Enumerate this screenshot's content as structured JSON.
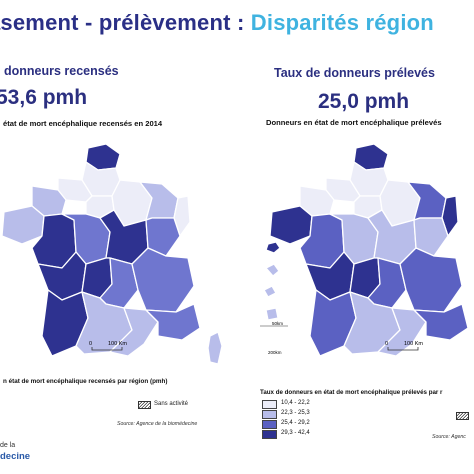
{
  "title": {
    "part1": "asement - prélèvement : ",
    "part2": "Disparités région"
  },
  "left": {
    "subtitle": "donneurs recensés",
    "value": "53,6 pmh",
    "caption_top": "état de mort encéphalique recensés en 2014",
    "caption_bottom": "n état de mort encéphalique recensés par région (pmh)",
    "scale_label": "100 Km",
    "scale_zero": "0",
    "sans_activite": "Sans activité",
    "source": "Source: Agence de la biomédecine",
    "colors": {
      "c1": "#ecedf8",
      "c2": "#b8bdea",
      "c3": "#6f76cf",
      "c4": "#2e3290"
    }
  },
  "right": {
    "subtitle": "Taux de donneurs prélevés",
    "value": "25,0 pmh",
    "caption_top": "Donneurs en état de mort encéphalique prélevés",
    "scale_label": "100 Km",
    "scale_zero": "0",
    "inset_labels": [
      "50km",
      "200km"
    ],
    "legend": {
      "title": "Taux de donneurs en état de mort encéphalique prélevés par r",
      "items": [
        {
          "label": "10,4 - 22,2",
          "color": "#ecedf8"
        },
        {
          "label": "22,3 - 25,3",
          "color": "#b8bdea"
        },
        {
          "label": "25,4 - 29,2",
          "color": "#5b61c2"
        },
        {
          "label": "29,3 - 42,4",
          "color": "#2e3290"
        }
      ]
    },
    "source": "Source: Agenc"
  },
  "logo": {
    "line1": "de la",
    "line2": "decine"
  },
  "map_data": {
    "left_regions": {
      "nord": "c4",
      "picardie": "c1",
      "haute_normandie": "c1",
      "basse_normandie": "c2",
      "bretagne": "c2",
      "pays_de_loire": "c4",
      "centre": "c3",
      "idf": "c1",
      "champagne": "c1",
      "lorraine": "c2",
      "alsace": "c1",
      "bourgogne": "c4",
      "franche_comte": "c3",
      "poitou": "c4",
      "limousin": "c4",
      "auvergne": "c3",
      "rhone_alpes": "c3",
      "aquitaine": "c4",
      "midi_pyrenees": "c2",
      "languedoc": "c2",
      "paca": "c3",
      "corse": "c2"
    },
    "right_regions": {
      "nord": "c4",
      "picardie": "c1",
      "haute_normandie": "c1",
      "basse_normandie": "c1",
      "bretagne": "c4",
      "pays_de_loire": "c3",
      "centre": "c2",
      "idf": "c1",
      "champagne": "c1",
      "lorraine": "c3",
      "alsace": "c4",
      "bourgogne": "c2",
      "franche_comte": "c2",
      "poitou": "c4",
      "limousin": "c4",
      "auvergne": "c3",
      "rhone_alpes": "c3",
      "aquitaine": "c3",
      "midi_pyrenees": "c2",
      "languedoc": "c2",
      "paca": "c3",
      "corse": "c3"
    },
    "right_colors": {
      "c1": "#ecedf8",
      "c2": "#b8bdea",
      "c3": "#5b61c2",
      "c4": "#2e3290"
    }
  }
}
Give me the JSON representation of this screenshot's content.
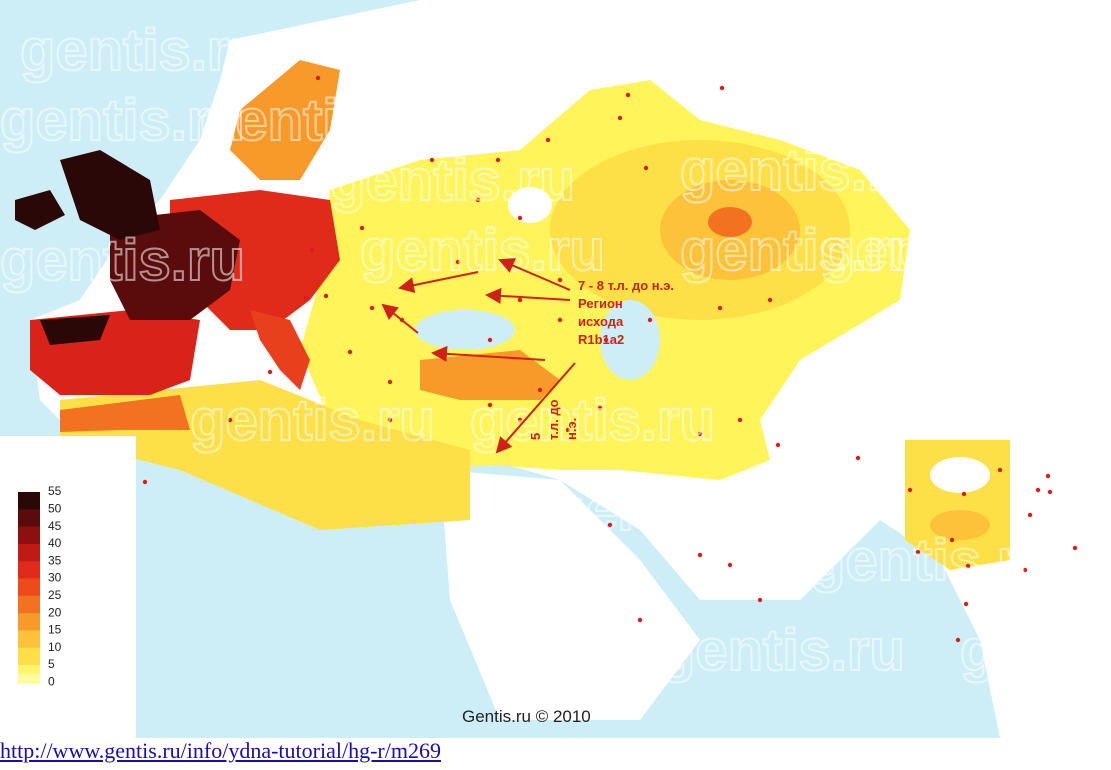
{
  "map": {
    "watermark": "gentis.ru",
    "annotations": [
      "7 - 8 т.л. до н.э.",
      "Регион",
      "исхода",
      "R1b1a2"
    ],
    "annotation_rotated": [
      "5",
      "т.л. до",
      "н.э."
    ],
    "credit": "Gentis.ru © 2010",
    "legend": {
      "labels": [
        "55",
        "50",
        "45",
        "40",
        "35",
        "30",
        "25",
        "20",
        "15",
        "10",
        "5",
        "0"
      ],
      "colors": [
        "#2a0808",
        "#5a0c0c",
        "#8c1010",
        "#c01a14",
        "#e02a1a",
        "#ee4a1a",
        "#f27222",
        "#f79a2a",
        "#fbc23a",
        "#fde048",
        "#fff46a",
        "#fffba0"
      ]
    }
  },
  "link": "http://www.gentis.ru/info/ydna-tutorial/hg-r/m269"
}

============================================================

_Given problem:_
Exactly as written, return every line of the listing, but not the pictures.

_Task answer:_
Enumerate this screenshot's content as structured JSON.
{
  "title": {
    "part1": "asement - prélèvement : ",
    "part2": "Disparités région"
  },
  "left": {
    "subtitle": "donneurs recensés",
    "value": "53,6 pmh",
    "caption_top": "état de mort encéphalique recensés en 2014",
    "caption_bottom": "n état de mort encéphalique recensés par région (pmh)",
    "scale_label": "100 Km",
    "scale_zero": "0",
    "sans_activite": "Sans activité",
    "source": "Source: Agence de la biomédecine",
    "colors": {
      "c1": "#ecedf8",
      "c2": "#b8bdea",
      "c3": "#6f76cf",
      "c4": "#2e3290"
    }
  },
  "right": {
    "subtitle": "Taux de donneurs prélevés",
    "value": "25,0 pmh",
    "caption_top": "Donneurs en état de mort encéphalique prélevés",
    "scale_label": "100 Km",
    "scale_zero": "0",
    "inset_labels": [
      "50km",
      "200km"
    ],
    "legend": {
      "title": "Taux de donneurs en état de mort encéphalique prélevés par r",
      "items": [
        {
          "label": "10,4 - 22,2",
          "color": "#ecedf8"
        },
        {
          "label": "22,3 - 25,3",
          "color": "#b8bdea"
        },
        {
          "label": "25,4 - 29,2",
          "color": "#5b61c2"
        },
        {
          "label": "29,3 - 42,4",
          "color": "#2e3290"
        }
      ]
    },
    "source": "Source: Agenc"
  },
  "logo": {
    "line1": "de la",
    "line2": "decine"
  },
  "map_data": {
    "left_regions": {
      "nord": "c4",
      "picardie": "c1",
      "haute_normandie": "c1",
      "basse_normandie": "c2",
      "bretagne": "c2",
      "pays_de_loire": "c4",
      "centre": "c3",
      "idf": "c1",
      "champagne": "c1",
      "lorraine": "c2",
      "alsace": "c1",
      "bourgogne": "c4",
      "franche_comte": "c3",
      "poitou": "c4",
      "limousin": "c4",
      "auvergne": "c3",
      "rhone_alpes": "c3",
      "aquitaine": "c4",
      "midi_pyrenees": "c2",
      "languedoc": "c2",
      "paca": "c3",
      "corse": "c2"
    },
    "right_regions": {
      "nord": "c4",
      "picardie": "c1",
      "haute_normandie": "c1",
      "basse_normandie": "c1",
      "bretagne": "c4",
      "pays_de_loire": "c3",
      "centre": "c2",
      "idf": "c1",
      "champagne": "c1",
      "lorraine": "c3",
      "alsace": "c4",
      "bourgogne": "c2",
      "franche_comte": "c2",
      "poitou": "c4",
      "limousin": "c4",
      "auvergne": "c3",
      "rhone_alpes": "c3",
      "aquitaine": "c3",
      "midi_pyrenees": "c2",
      "languedoc": "c2",
      "paca": "c3",
      "corse": "c3"
    },
    "right_colors": {
      "c1": "#ecedf8",
      "c2": "#b8bdea",
      "c3": "#5b61c2",
      "c4": "#2e3290"
    }
  }
}
Give me the JSON representation of this screenshot's content.
{
  "map": {
    "watermark": "gentis.ru",
    "annotations": [
      "7 - 8 т.л. до н.э.",
      "Регион",
      "исхода",
      "R1b1a2"
    ],
    "annotation_rotated": [
      "5",
      "т.л. до",
      "н.э."
    ],
    "credit": "Gentis.ru © 2010",
    "legend": {
      "labels": [
        "55",
        "50",
        "45",
        "40",
        "35",
        "30",
        "25",
        "20",
        "15",
        "10",
        "5",
        "0"
      ],
      "colors": [
        "#2a0808",
        "#5a0c0c",
        "#8c1010",
        "#c01a14",
        "#e02a1a",
        "#ee4a1a",
        "#f27222",
        "#f79a2a",
        "#fbc23a",
        "#fde048",
        "#fff46a",
        "#fffba0"
      ]
    }
  },
  "link": "http://www.gentis.ru/info/ydna-tutorial/hg-r/m269"
}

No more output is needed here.